◆ Work required ◆
Count every line of these entries that holds the word "plan", and reply with the number only.

◆ Raw records ◆
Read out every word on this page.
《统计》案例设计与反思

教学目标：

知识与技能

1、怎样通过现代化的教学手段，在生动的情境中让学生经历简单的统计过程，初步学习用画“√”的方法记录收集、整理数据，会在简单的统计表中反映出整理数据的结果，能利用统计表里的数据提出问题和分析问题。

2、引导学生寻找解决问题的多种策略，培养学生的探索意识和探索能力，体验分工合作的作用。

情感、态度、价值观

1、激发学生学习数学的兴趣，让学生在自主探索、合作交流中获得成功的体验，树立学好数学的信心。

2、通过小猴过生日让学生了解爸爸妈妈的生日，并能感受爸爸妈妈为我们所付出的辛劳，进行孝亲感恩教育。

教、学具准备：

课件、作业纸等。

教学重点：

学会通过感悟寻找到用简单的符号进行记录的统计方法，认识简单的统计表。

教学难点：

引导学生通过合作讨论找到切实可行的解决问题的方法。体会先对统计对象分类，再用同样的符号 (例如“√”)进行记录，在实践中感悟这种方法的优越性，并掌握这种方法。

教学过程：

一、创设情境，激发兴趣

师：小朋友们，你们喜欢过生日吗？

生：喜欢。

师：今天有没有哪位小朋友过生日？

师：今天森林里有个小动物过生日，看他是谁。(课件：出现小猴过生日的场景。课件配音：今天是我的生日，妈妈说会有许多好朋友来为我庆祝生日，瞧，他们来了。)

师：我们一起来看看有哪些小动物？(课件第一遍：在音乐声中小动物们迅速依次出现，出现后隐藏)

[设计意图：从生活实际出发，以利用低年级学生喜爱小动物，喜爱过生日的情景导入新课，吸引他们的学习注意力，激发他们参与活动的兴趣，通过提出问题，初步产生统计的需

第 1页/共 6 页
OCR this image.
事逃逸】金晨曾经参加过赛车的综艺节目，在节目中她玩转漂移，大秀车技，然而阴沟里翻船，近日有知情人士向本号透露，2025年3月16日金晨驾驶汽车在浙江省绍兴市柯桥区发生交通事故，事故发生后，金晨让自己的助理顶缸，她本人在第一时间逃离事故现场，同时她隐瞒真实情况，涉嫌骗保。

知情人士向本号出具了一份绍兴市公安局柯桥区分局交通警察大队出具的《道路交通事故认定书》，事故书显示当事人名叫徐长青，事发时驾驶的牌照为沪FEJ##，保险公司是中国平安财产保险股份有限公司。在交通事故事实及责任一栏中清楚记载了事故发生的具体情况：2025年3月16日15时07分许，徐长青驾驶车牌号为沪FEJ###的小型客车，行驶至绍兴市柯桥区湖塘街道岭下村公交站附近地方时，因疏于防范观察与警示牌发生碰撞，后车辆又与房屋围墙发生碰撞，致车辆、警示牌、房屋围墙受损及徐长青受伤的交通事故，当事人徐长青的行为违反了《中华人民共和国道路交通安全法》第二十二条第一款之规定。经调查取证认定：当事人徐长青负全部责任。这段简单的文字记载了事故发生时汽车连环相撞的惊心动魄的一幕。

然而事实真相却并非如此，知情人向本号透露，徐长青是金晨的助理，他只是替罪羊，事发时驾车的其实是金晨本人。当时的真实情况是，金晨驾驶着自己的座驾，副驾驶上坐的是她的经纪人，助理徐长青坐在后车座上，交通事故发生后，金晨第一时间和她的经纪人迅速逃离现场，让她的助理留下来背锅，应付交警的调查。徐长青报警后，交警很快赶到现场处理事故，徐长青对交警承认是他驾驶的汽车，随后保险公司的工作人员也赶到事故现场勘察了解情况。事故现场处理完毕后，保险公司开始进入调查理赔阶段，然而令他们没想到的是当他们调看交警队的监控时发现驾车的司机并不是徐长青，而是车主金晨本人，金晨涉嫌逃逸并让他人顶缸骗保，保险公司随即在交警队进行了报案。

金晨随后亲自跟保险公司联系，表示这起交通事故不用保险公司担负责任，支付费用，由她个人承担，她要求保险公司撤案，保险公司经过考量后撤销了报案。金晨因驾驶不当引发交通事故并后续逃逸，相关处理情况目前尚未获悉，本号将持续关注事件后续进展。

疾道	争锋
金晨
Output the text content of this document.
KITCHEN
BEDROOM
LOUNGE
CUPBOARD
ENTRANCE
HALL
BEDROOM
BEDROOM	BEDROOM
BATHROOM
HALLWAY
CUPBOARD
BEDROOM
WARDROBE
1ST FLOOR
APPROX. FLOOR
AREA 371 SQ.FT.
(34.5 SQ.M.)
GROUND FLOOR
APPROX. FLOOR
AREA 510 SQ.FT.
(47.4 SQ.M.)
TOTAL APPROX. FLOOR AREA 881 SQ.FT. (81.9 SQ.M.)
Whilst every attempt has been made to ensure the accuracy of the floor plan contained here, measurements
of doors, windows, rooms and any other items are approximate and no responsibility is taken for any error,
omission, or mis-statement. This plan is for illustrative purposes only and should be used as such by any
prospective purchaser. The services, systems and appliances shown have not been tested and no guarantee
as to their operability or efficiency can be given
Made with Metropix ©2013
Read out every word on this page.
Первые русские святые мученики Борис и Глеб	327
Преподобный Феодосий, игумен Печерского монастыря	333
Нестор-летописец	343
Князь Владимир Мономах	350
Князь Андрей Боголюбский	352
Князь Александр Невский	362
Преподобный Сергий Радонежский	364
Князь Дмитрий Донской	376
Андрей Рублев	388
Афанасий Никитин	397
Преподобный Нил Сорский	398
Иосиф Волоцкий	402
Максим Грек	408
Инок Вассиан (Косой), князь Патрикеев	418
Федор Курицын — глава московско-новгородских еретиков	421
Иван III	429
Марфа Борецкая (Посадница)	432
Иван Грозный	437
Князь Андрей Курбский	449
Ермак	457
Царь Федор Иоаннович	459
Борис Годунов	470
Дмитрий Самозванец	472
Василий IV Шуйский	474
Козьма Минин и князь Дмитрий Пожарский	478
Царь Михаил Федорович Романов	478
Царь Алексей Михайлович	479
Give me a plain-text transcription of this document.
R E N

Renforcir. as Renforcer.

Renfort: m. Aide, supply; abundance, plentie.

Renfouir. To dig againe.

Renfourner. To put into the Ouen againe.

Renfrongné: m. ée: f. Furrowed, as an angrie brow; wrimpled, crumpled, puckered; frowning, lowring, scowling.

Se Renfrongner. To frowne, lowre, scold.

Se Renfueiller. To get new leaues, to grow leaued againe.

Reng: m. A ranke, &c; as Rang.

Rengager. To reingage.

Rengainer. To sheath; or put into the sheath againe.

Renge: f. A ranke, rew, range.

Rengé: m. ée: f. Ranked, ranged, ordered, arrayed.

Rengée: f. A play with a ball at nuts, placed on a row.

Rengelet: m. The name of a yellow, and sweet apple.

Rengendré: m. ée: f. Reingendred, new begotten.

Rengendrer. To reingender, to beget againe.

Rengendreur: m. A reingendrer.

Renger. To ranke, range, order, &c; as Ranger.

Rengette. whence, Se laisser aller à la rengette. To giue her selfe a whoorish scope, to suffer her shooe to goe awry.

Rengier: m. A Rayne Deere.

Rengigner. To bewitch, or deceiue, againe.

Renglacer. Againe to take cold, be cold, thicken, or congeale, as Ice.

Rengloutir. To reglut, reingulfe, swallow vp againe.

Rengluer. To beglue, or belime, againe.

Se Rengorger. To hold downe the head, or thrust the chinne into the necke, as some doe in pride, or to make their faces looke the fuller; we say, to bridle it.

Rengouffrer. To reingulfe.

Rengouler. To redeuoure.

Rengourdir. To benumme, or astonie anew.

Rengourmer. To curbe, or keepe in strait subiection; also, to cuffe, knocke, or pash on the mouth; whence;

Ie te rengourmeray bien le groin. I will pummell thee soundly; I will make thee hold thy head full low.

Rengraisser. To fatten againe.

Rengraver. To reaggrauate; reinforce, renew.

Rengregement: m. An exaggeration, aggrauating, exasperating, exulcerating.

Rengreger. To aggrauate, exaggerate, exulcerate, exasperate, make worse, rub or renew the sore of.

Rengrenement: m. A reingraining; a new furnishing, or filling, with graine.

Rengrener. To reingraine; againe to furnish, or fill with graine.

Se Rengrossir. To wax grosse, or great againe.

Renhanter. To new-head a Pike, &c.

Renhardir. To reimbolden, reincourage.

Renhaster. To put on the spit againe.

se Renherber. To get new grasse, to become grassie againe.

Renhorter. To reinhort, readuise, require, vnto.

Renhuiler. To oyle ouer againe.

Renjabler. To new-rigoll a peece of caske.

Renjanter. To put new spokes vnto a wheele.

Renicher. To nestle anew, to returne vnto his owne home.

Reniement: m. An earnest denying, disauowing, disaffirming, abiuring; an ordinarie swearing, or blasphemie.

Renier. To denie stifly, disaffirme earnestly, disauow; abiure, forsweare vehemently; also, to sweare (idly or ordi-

◆ Response to this task ◆
2